* [Figure data in JSON]:
○ ○ ○ ○
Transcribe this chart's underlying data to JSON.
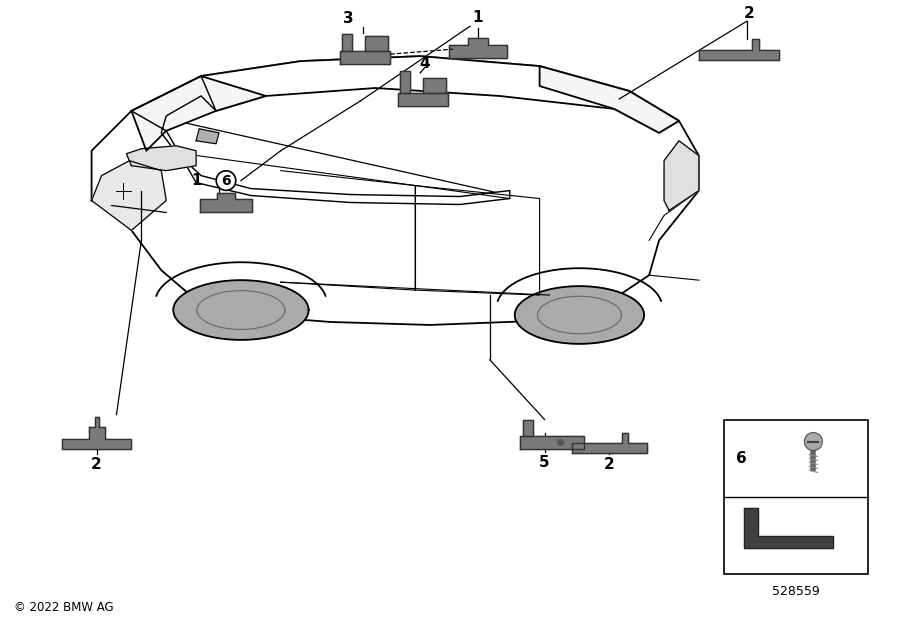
{
  "background_color": "#ffffff",
  "copyright_text": "© 2022 BMW AG",
  "diagram_number": "528559",
  "fig_width": 9.0,
  "fig_height": 6.3,
  "dpi": 100,
  "part_color": "#7a7a7a",
  "line_color": "#000000",
  "label_fontsize": 11,
  "copyright_fontsize": 8.5,
  "diagram_num_fontsize": 9
}
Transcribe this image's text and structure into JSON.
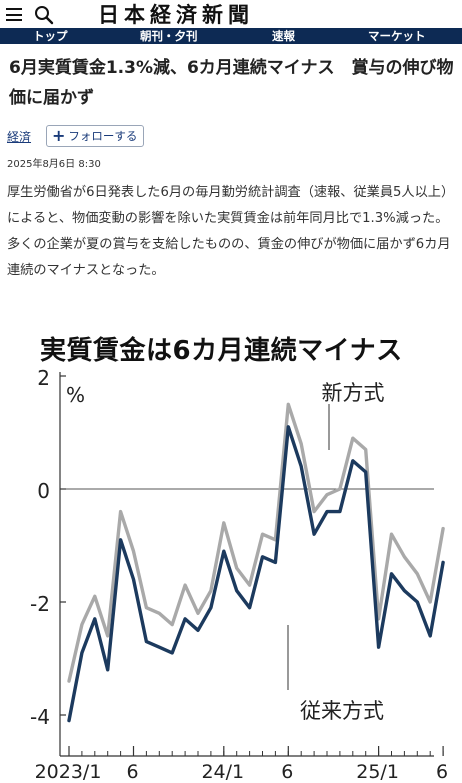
○ ○ ○ ○
* [DIRECTIVE]:
Print the entries above exactly, taking out only the pictures.

* [SOLVED PROBLEM]:
Transcribe this chart's underlying data to JSON.
{
  "background_color": "#ffffff",
  "copyright_text": "© 2022 BMW AG",
  "diagram_number": "528559",
  "fig_width": 9.0,
  "fig_height": 6.3,
  "dpi": 100,
  "part_color": "#7a7a7a",
  "line_color": "#000000",
  "label_fontsize": 11,
  "copyright_fontsize": 8.5,
  "diagram_num_fontsize": 9
}
Transcribe this image's text and structure into JSON.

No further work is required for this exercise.